+++ Information given +++

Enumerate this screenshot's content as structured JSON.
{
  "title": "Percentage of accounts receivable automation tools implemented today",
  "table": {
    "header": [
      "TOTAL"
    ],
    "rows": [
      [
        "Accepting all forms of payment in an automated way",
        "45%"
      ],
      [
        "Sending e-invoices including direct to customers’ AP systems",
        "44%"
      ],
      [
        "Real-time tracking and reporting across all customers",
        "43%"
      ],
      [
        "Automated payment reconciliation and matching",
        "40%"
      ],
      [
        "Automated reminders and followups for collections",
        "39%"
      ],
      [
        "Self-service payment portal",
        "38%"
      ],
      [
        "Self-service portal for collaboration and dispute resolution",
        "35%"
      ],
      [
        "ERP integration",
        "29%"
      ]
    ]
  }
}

+++

• [Brief]:
Quote the data in full, keeping each word unchanged.

• [Output below]:
Enumerate this screenshot's content as structured JSON.
{
  "title": "Percentage of accounts receivable automation tools implemented today",
  "table": {
    "header": [
      "TOTAL"
    ],
    "rows": [
      [
        "Accepting all forms of payment in an automated way",
        "45%"
      ],
      [
        "Sending e-invoices including direct to customers’ AP systems",
        "44%"
      ],
      [
        "Real-time tracking and reporting across all customers",
        "43%"
      ],
      [
        "Automated payment reconciliation and matching",
        "40%"
      ],
      [
        "Automated reminders and followups for collections",
        "39%"
      ],
      [
        "Self-service payment portal",
        "38%"
      ],
      [
        "Self-service portal for collaboration and dispute resolution",
        "35%"
      ],
      [
        "ERP integration",
        "29%"
      ]
    ]
  }
}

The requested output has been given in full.